* _Data shown_
>>

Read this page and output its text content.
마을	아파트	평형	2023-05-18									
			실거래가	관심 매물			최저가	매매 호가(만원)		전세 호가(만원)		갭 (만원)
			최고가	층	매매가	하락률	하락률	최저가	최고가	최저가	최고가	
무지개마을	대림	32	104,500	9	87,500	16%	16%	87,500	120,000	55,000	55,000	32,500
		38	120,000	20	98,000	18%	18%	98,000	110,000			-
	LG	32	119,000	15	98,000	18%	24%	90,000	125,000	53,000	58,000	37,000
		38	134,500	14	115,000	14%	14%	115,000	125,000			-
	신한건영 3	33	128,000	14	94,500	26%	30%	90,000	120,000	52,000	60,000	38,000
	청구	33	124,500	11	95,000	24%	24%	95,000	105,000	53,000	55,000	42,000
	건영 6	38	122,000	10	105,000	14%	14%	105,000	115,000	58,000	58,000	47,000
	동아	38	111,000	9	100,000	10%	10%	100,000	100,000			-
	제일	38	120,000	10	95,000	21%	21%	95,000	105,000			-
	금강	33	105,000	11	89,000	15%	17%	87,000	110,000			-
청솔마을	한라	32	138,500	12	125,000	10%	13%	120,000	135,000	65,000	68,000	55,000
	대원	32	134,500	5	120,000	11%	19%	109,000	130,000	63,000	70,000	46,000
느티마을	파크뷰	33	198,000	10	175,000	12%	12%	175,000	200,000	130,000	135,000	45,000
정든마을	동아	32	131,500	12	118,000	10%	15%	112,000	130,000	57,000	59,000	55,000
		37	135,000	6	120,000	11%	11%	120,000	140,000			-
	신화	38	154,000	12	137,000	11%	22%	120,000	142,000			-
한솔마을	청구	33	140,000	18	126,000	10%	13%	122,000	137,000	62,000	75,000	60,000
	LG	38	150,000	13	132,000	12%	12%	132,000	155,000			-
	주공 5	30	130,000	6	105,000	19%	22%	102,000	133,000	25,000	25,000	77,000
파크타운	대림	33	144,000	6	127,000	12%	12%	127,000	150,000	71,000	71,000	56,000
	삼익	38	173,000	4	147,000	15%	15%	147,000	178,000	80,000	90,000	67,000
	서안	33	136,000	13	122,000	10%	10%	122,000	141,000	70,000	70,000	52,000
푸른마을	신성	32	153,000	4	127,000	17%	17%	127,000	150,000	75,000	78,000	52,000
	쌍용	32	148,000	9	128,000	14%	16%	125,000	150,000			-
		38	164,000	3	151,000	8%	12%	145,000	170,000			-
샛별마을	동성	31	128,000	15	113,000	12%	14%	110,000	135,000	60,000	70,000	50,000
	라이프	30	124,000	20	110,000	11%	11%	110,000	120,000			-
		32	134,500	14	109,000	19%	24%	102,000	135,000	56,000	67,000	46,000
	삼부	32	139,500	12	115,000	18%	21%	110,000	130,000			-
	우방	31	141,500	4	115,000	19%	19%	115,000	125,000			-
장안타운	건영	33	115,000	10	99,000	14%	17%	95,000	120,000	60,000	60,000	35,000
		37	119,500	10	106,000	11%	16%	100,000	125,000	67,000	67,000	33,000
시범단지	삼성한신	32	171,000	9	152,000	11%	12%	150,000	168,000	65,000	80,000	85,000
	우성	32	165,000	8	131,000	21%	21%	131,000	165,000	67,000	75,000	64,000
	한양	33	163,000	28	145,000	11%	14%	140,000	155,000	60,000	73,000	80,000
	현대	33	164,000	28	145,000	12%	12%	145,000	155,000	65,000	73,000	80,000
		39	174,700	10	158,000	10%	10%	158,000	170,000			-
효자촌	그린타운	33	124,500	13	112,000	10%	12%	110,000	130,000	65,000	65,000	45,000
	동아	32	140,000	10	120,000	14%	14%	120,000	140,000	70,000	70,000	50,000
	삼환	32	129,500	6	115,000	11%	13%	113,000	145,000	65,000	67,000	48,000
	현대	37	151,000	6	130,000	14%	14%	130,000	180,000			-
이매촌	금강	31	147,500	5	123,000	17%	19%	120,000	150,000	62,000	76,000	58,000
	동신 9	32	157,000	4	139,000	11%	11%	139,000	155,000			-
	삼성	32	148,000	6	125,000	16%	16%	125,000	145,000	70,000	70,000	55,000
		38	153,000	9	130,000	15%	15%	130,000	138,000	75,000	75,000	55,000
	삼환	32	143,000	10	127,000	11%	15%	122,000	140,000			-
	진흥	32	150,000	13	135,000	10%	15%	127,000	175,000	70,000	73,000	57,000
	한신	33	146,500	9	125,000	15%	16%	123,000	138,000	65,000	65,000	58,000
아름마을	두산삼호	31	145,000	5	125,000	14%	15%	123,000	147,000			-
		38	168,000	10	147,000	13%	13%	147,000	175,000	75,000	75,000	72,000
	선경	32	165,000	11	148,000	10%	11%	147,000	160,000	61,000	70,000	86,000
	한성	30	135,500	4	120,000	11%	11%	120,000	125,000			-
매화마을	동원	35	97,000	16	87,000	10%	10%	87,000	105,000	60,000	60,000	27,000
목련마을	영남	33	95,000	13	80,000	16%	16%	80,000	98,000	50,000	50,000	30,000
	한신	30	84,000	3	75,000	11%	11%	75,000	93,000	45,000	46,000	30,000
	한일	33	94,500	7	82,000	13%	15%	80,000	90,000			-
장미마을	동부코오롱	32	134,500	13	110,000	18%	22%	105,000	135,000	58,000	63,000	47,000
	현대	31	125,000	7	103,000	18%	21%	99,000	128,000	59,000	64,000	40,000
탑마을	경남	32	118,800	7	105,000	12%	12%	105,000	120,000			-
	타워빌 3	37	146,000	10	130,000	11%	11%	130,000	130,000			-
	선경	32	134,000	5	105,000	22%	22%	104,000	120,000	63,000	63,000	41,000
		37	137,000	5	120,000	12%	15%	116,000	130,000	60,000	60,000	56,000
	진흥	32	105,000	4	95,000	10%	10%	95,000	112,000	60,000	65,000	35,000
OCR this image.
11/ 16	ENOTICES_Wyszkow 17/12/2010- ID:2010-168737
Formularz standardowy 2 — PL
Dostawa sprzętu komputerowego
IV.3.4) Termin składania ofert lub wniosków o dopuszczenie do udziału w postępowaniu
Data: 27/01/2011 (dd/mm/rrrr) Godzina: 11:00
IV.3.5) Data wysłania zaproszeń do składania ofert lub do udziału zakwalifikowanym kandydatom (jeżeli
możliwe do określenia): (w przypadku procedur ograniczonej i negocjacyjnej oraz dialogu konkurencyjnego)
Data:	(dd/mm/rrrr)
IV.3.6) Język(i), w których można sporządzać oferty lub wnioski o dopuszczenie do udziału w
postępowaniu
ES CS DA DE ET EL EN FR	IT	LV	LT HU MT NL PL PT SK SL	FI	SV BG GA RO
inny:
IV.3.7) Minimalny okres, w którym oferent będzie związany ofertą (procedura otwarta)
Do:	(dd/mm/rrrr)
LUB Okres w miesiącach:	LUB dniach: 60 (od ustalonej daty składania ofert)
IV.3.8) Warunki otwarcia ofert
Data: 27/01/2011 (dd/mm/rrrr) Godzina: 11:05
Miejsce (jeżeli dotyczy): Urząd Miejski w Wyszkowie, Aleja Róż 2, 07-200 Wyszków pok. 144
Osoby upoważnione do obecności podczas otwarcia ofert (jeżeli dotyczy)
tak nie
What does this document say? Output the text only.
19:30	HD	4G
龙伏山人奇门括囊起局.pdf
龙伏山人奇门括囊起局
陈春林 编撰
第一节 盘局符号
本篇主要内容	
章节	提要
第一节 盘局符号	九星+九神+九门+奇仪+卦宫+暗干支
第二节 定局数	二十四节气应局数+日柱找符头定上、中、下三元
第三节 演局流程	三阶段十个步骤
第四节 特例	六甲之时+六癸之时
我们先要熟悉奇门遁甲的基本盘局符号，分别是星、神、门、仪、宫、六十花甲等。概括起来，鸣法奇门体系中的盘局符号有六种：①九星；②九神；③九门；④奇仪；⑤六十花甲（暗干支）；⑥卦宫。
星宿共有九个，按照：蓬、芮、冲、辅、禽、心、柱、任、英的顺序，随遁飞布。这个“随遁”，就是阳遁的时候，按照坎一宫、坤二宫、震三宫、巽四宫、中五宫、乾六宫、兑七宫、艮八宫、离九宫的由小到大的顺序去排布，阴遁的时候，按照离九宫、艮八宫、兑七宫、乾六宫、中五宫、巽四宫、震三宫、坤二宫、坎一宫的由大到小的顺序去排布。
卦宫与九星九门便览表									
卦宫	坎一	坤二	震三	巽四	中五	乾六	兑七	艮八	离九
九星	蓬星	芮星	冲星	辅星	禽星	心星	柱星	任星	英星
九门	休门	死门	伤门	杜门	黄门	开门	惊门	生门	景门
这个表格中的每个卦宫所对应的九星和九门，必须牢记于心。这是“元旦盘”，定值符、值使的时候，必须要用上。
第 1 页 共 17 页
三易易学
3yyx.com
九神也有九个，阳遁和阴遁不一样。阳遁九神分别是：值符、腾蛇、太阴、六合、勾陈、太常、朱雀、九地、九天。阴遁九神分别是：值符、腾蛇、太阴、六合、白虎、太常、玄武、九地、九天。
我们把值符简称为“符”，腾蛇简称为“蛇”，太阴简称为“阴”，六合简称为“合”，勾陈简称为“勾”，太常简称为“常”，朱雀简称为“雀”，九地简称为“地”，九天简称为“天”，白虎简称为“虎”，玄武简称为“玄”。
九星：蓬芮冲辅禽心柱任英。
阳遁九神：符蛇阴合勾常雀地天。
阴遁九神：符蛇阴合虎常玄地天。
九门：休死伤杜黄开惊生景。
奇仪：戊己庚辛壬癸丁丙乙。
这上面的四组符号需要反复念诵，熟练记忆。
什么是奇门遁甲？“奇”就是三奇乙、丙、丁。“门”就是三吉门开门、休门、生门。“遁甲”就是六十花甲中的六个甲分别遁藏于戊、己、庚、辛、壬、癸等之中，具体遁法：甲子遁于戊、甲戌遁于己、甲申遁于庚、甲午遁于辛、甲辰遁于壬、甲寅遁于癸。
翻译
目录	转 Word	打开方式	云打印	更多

<<

* _Required work_
State the number of lines in the records that contain the string "otwarcia", and nothing more.

* _Answer in full_
2